-- Start --

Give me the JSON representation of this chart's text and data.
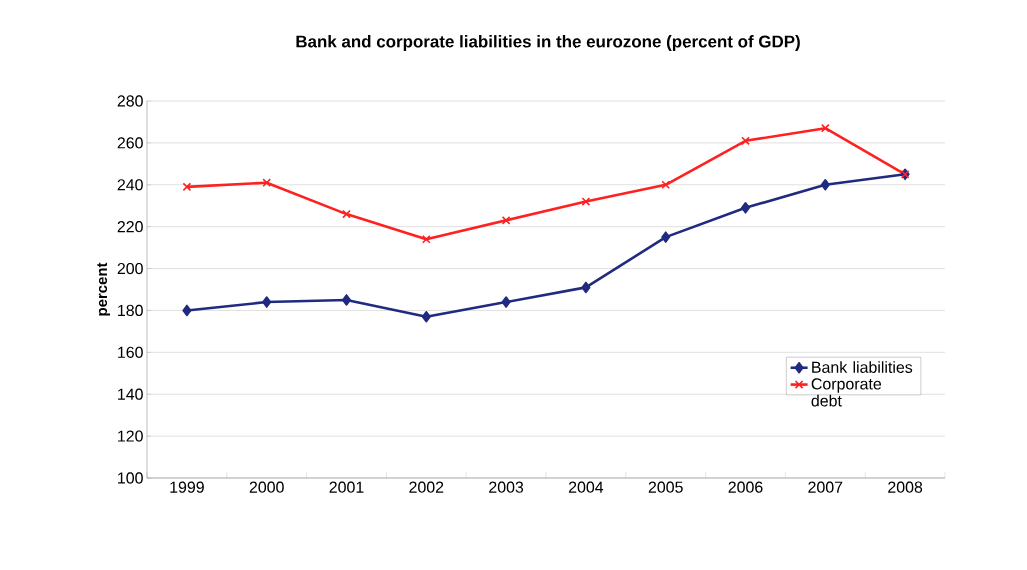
{
  "chart_data": {
    "type": "line",
    "title": "Bank and corporate liabilities in the eurozone (percent of GDP)",
    "ylabel": "percent",
    "categories": [
      "1999",
      "2000",
      "2001",
      "2002",
      "2003",
      "2004",
      "2005",
      "2006",
      "2007",
      "2008"
    ],
    "series": [
      {
        "name": "Bank liabilities",
        "color": "#1f2a80",
        "marker": "diamond",
        "values": [
          180,
          184,
          185,
          177,
          184,
          191,
          215,
          229,
          240,
          245
        ]
      },
      {
        "name": "Corporate debt",
        "color": "#ff2020",
        "marker": "cross",
        "values": [
          239,
          241,
          226,
          214,
          223,
          232,
          240,
          261,
          267,
          245
        ]
      }
    ],
    "ylim": [
      100,
      280
    ],
    "yticks": [
      100,
      120,
      140,
      160,
      180,
      200,
      220,
      240,
      260,
      280
    ],
    "grid": "y",
    "legend": "right",
    "line_style": "solid"
  }
}
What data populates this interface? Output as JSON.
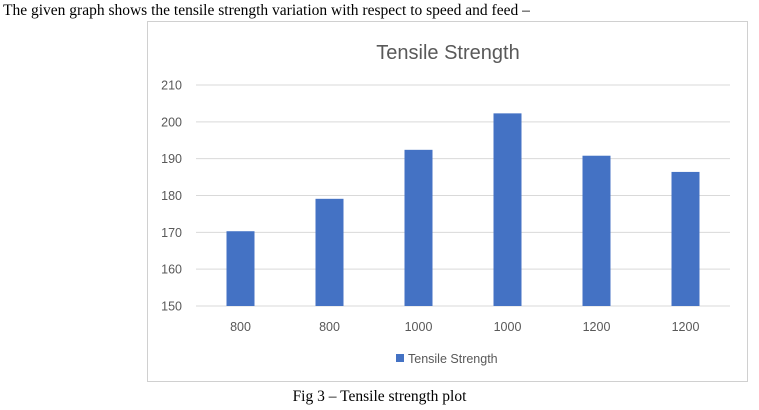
{
  "intro_text": "The given graph shows the tensile strength variation with respect to speed and feed –",
  "caption": "Fig 3 – Tensile strength plot",
  "chart_data": {
    "type": "bar",
    "title": "Tensile Strength",
    "categories": [
      "800",
      "800",
      "1000",
      "1000",
      "1200",
      "1200"
    ],
    "series": [
      {
        "name": "Tensile Strength",
        "values": [
          170.3,
          179.1,
          192.4,
          202.3,
          190.8,
          186.4
        ],
        "color": "#4472C4"
      }
    ],
    "xlabel": "",
    "ylabel": "",
    "ylim": [
      150,
      210
    ],
    "yticks": [
      "150",
      "160",
      "170",
      "180",
      "190",
      "200",
      "210"
    ],
    "grid": true,
    "legend": "bottom",
    "gridColor": "#d9d9d9"
  }
}
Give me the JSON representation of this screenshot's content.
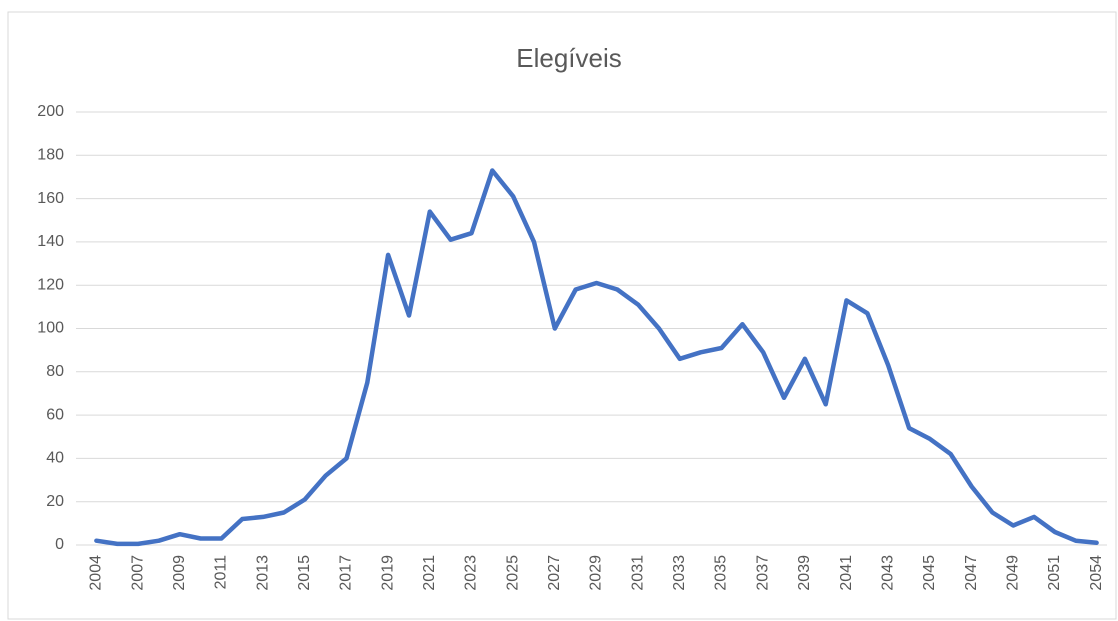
{
  "chart_data": {
    "type": "line",
    "title": "Elegíveis",
    "categories": [
      "2004",
      null,
      "2007",
      null,
      "2009",
      null,
      "2011",
      null,
      "2013",
      null,
      "2015",
      null,
      "2017",
      null,
      "2019",
      null,
      "2021",
      null,
      "2023",
      null,
      "2025",
      null,
      "2027",
      null,
      "2029",
      null,
      "2031",
      null,
      "2033",
      null,
      "2035",
      null,
      "2037",
      null,
      "2039",
      null,
      "2041",
      null,
      "2043",
      null,
      "2045",
      null,
      "2047",
      null,
      "2049",
      null,
      "2051",
      null,
      "2054"
    ],
    "series": [
      {
        "name": "Elegíveis",
        "color": "#4472c4",
        "values": [
          2,
          0.5,
          0.5,
          2,
          5,
          3,
          3,
          12,
          13,
          15,
          21,
          32,
          40,
          75,
          134,
          106,
          154,
          141,
          144,
          173,
          161,
          140,
          100,
          118,
          121,
          118,
          111,
          100,
          86,
          89,
          91,
          102,
          89,
          68,
          86,
          65,
          113,
          107,
          83,
          54,
          49,
          42,
          27,
          15,
          9,
          13,
          6,
          2,
          1
        ]
      }
    ],
    "ylim": [
      0,
      200
    ],
    "yticks": [
      0,
      20,
      40,
      60,
      80,
      100,
      120,
      140,
      160,
      180,
      200
    ],
    "grid": true
  }
}
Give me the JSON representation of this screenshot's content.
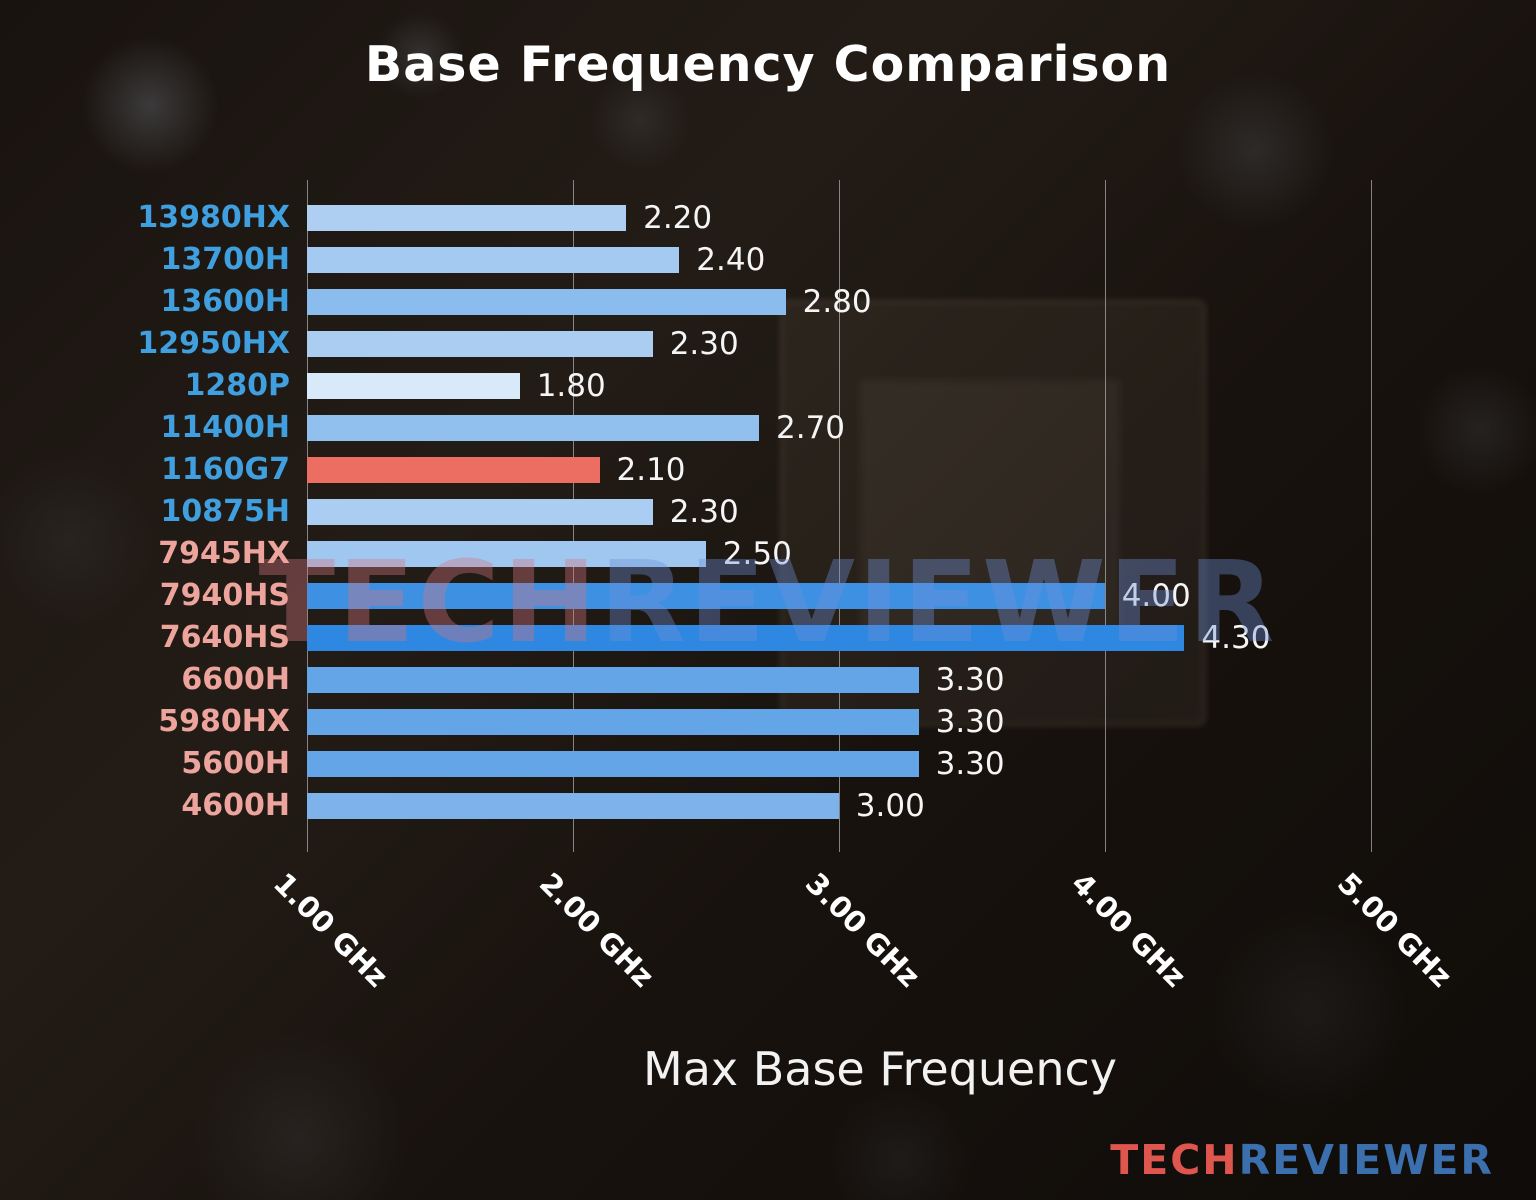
{
  "watermark": {
    "part1": "TECH",
    "part2": "REVIEWER"
  },
  "logo": {
    "part1": "TECH",
    "part2": "REVIEWER"
  },
  "chart_data": {
    "type": "bar",
    "orientation": "horizontal",
    "title": "Base Frequency Comparison",
    "xlabel": "Max Base Frequency",
    "ylabel": "",
    "unit": "GHz",
    "xlim": [
      1.0,
      5.31
    ],
    "grid": true,
    "legend": false,
    "xticks": [
      {
        "value": 1.0,
        "label": "1.00 GHz"
      },
      {
        "value": 2.0,
        "label": "2.00 GHz"
      },
      {
        "value": 3.0,
        "label": "3.00 GHz"
      },
      {
        "value": 4.0,
        "label": "4.00 GHz"
      },
      {
        "value": 5.0,
        "label": "5.00 GHz"
      }
    ],
    "bars": [
      {
        "label": "13980HX",
        "value": 2.2,
        "display": "2.20",
        "bar_color": "#aecff2",
        "label_color": "#3f9fdf"
      },
      {
        "label": "13700H",
        "value": 2.4,
        "display": "2.40",
        "bar_color": "#a4caf1",
        "label_color": "#3f9fdf"
      },
      {
        "label": "13600H",
        "value": 2.8,
        "display": "2.80",
        "bar_color": "#8bbcee",
        "label_color": "#3f9fdf"
      },
      {
        "label": "12950HX",
        "value": 2.3,
        "display": "2.30",
        "bar_color": "#aacdf1",
        "label_color": "#3f9fdf"
      },
      {
        "label": "1280P",
        "value": 1.8,
        "display": "1.80",
        "bar_color": "#d8e9f9",
        "label_color": "#3f9fdf"
      },
      {
        "label": "11400H",
        "value": 2.7,
        "display": "2.70",
        "bar_color": "#91c0ef",
        "label_color": "#3f9fdf"
      },
      {
        "label": "1160G7",
        "value": 2.1,
        "display": "2.10",
        "bar_color": "#ec6e62",
        "label_color": "#3f9fdf"
      },
      {
        "label": "10875H",
        "value": 2.3,
        "display": "2.30",
        "bar_color": "#aacdf1",
        "label_color": "#3f9fdf"
      },
      {
        "label": "7945HX",
        "value": 2.5,
        "display": "2.50",
        "bar_color": "#9fc7f0",
        "label_color": "#eca49c"
      },
      {
        "label": "7940HS",
        "value": 4.0,
        "display": "4.00",
        "bar_color": "#3e90e3",
        "label_color": "#eca49c"
      },
      {
        "label": "7640HS",
        "value": 4.3,
        "display": "4.30",
        "bar_color": "#2e87e1",
        "label_color": "#eca49c"
      },
      {
        "label": "6600H",
        "value": 3.3,
        "display": "3.30",
        "bar_color": "#63a5e7",
        "label_color": "#eca49c"
      },
      {
        "label": "5980HX",
        "value": 3.3,
        "display": "3.30",
        "bar_color": "#63a5e7",
        "label_color": "#eca49c"
      },
      {
        "label": "5600H",
        "value": 3.3,
        "display": "3.30",
        "bar_color": "#63a5e7",
        "label_color": "#eca49c"
      },
      {
        "label": "4600H",
        "value": 3.0,
        "display": "3.00",
        "bar_color": "#7db3ea",
        "label_color": "#eca49c"
      }
    ]
  }
}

-- End --

OBJECTIVE → Exactly reproduce each record, leaving out any pictures.

OUTPUT FOR THIS EXERCISE →
Give me the JSON representation of this chart's text and data.
{
  "chart_data": {
    "type": "line",
    "title": "Bank and corporate liabilities in the eurozone (percent of GDP)",
    "ylabel": "percent",
    "categories": [
      "1999",
      "2000",
      "2001",
      "2002",
      "2003",
      "2004",
      "2005",
      "2006",
      "2007",
      "2008"
    ],
    "series": [
      {
        "name": "Bank liabilities",
        "color": "#1f2a80",
        "marker": "diamond",
        "values": [
          180,
          184,
          185,
          177,
          184,
          191,
          215,
          229,
          240,
          245
        ]
      },
      {
        "name": "Corporate debt",
        "color": "#ff2020",
        "marker": "cross",
        "values": [
          239,
          241,
          226,
          214,
          223,
          232,
          240,
          261,
          267,
          245
        ]
      }
    ],
    "ylim": [
      100,
      280
    ],
    "yticks": [
      100,
      120,
      140,
      160,
      180,
      200,
      220,
      240,
      260,
      280
    ],
    "grid": "y",
    "legend": "right",
    "line_style": "solid"
  }
}
What data populates this interface? Output as JSON.
{
  "intro_text": "The given graph shows the tensile strength variation with respect to speed and feed –",
  "caption": "Fig 3 – Tensile strength plot",
  "chart_data": {
    "type": "bar",
    "title": "Tensile Strength",
    "categories": [
      "800",
      "800",
      "1000",
      "1000",
      "1200",
      "1200"
    ],
    "series": [
      {
        "name": "Tensile Strength",
        "values": [
          170.3,
          179.1,
          192.4,
          202.3,
          190.8,
          186.4
        ],
        "color": "#4472C4"
      }
    ],
    "xlabel": "",
    "ylabel": "",
    "ylim": [
      150,
      210
    ],
    "yticks": [
      "150",
      "160",
      "170",
      "180",
      "190",
      "200",
      "210"
    ],
    "grid": true,
    "legend": "bottom",
    "gridColor": "#d9d9d9"
  }
}
Give me the JSON representation of this screenshot's content.
{
  "chart_data": {
    "type": "line",
    "title": "Elegíveis",
    "categories": [
      "2004",
      null,
      "2007",
      null,
      "2009",
      null,
      "2011",
      null,
      "2013",
      null,
      "2015",
      null,
      "2017",
      null,
      "2019",
      null,
      "2021",
      null,
      "2023",
      null,
      "2025",
      null,
      "2027",
      null,
      "2029",
      null,
      "2031",
      null,
      "2033",
      null,
      "2035",
      null,
      "2037",
      null,
      "2039",
      null,
      "2041",
      null,
      "2043",
      null,
      "2045",
      null,
      "2047",
      null,
      "2049",
      null,
      "2051",
      null,
      "2054"
    ],
    "series": [
      {
        "name": "Elegíveis",
        "color": "#4472c4",
        "values": [
          2,
          0.5,
          0.5,
          2,
          5,
          3,
          3,
          12,
          13,
          15,
          21,
          32,
          40,
          75,
          134,
          106,
          154,
          141,
          144,
          173,
          161,
          140,
          100,
          118,
          121,
          118,
          111,
          100,
          86,
          89,
          91,
          102,
          89,
          68,
          86,
          65,
          113,
          107,
          83,
          54,
          49,
          42,
          27,
          15,
          9,
          13,
          6,
          2,
          1
        ]
      }
    ],
    "ylim": [
      0,
      200
    ],
    "yticks": [
      0,
      20,
      40,
      60,
      80,
      100,
      120,
      140,
      160,
      180,
      200
    ],
    "grid": true
  }
}
Give me the JSON representation of this screenshot's content.
{
  "watermark": {
    "part1": "TECH",
    "part2": "REVIEWER"
  },
  "logo": {
    "part1": "TECH",
    "part2": "REVIEWER"
  },
  "chart_data": {
    "type": "bar",
    "orientation": "horizontal",
    "title": "Base Frequency Comparison",
    "xlabel": "Max Base Frequency",
    "ylabel": "",
    "unit": "GHz",
    "xlim": [
      1.0,
      5.31
    ],
    "grid": true,
    "legend": false,
    "xticks": [
      {
        "value": 1.0,
        "label": "1.00 GHz"
      },
      {
        "value": 2.0,
        "label": "2.00 GHz"
      },
      {
        "value": 3.0,
        "label": "3.00 GHz"
      },
      {
        "value": 4.0,
        "label": "4.00 GHz"
      },
      {
        "value": 5.0,
        "label": "5.00 GHz"
      }
    ],
    "bars": [
      {
        "label": "13980HX",
        "value": 2.2,
        "display": "2.20",
        "bar_color": "#aecff2",
        "label_color": "#3f9fdf"
      },
      {
        "label": "13700H",
        "value": 2.4,
        "display": "2.40",
        "bar_color": "#a4caf1",
        "label_color": "#3f9fdf"
      },
      {
        "label": "13600H",
        "value": 2.8,
        "display": "2.80",
        "bar_color": "#8bbcee",
        "label_color": "#3f9fdf"
      },
      {
        "label": "12950HX",
        "value": 2.3,
        "display": "2.30",
        "bar_color": "#aacdf1",
        "label_color": "#3f9fdf"
      },
      {
        "label": "1280P",
        "value": 1.8,
        "display": "1.80",
        "bar_color": "#d8e9f9",
        "label_color": "#3f9fdf"
      },
      {
        "label": "11400H",
        "value": 2.7,
        "display": "2.70",
        "bar_color": "#91c0ef",
        "label_color": "#3f9fdf"
      },
      {
        "label": "1160G7",
        "value": 2.1,
        "display": "2.10",
        "bar_color": "#ec6e62",
        "label_color": "#3f9fdf"
      },
      {
        "label": "10875H",
        "value": 2.3,
        "display": "2.30",
        "bar_color": "#aacdf1",
        "label_color": "#3f9fdf"
      },
      {
        "label": "7945HX",
        "value": 2.5,
        "display": "2.50",
        "bar_color": "#9fc7f0",
        "label_color": "#eca49c"
      },
      {
        "label": "7940HS",
        "value": 4.0,
        "display": "4.00",
        "bar_color": "#3e90e3",
        "label_color": "#eca49c"
      },
      {
        "label": "7640HS",
        "value": 4.3,
        "display": "4.30",
        "bar_color": "#2e87e1",
        "label_color": "#eca49c"
      },
      {
        "label": "6600H",
        "value": 3.3,
        "display": "3.30",
        "bar_color": "#63a5e7",
        "label_color": "#eca49c"
      },
      {
        "label": "5980HX",
        "value": 3.3,
        "display": "3.30",
        "bar_color": "#63a5e7",
        "label_color": "#eca49c"
      },
      {
        "label": "5600H",
        "value": 3.3,
        "display": "3.30",
        "bar_color": "#63a5e7",
        "label_color": "#eca49c"
      },
      {
        "label": "4600H",
        "value": 3.0,
        "display": "3.00",
        "bar_color": "#7db3ea",
        "label_color": "#eca49c"
      }
    ]
  }
}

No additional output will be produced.